* Records for this exercise *
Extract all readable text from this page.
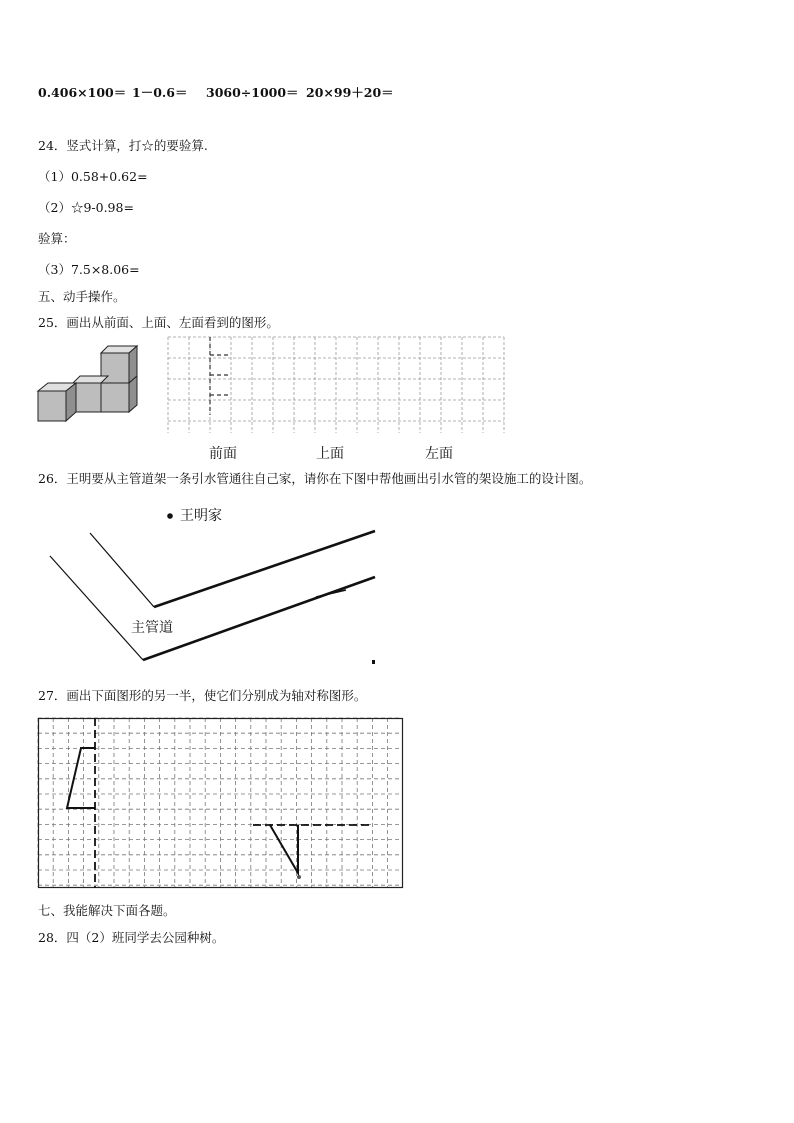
0.406×100＝ 1－0.6＝ 3060÷1000＝ 20×99＋20＝
24．竖式计算，打☆的要验算.
（1）0.58+0.62=
（2）☆9-0.98=
验算：
（3）7.5×8.06=
五、动手操作。
25．画出从前面、上面、左面看到的图形。
前面	上面	左面
26．王明要从主管道架一条引水管通往自己家，请你在下图中帮他画出引水管的架设施工的设计图。
王明家
主管道
27．画出下面图形的另一半，使它们分别成为轴对称图形。
七、我能解决下面各题。
28．四（2）班同学去公园种树。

* The task *
Output the lines above in full and exactly as given, omitting any pictures.

* Written solution *
Extract all readable text from this page.
0.406×100＝ 1－0.6＝ 3060÷1000＝ 20×99＋20＝
24．竖式计算，打☆的要验算.
（1）0.58+0.62=
（2）☆9-0.98=
验算：
（3）7.5×8.06=
五、动手操作。
25．画出从前面、上面、左面看到的图形。
前面	上面	左面
26．王明要从主管道架一条引水管通往自己家，请你在下图中帮他画出引水管的架设施工的设计图。
王明家
主管道
27．画出下面图形的另一半，使它们分别成为轴对称图形。
七、我能解决下面各题。
28．四（2）班同学去公园种树。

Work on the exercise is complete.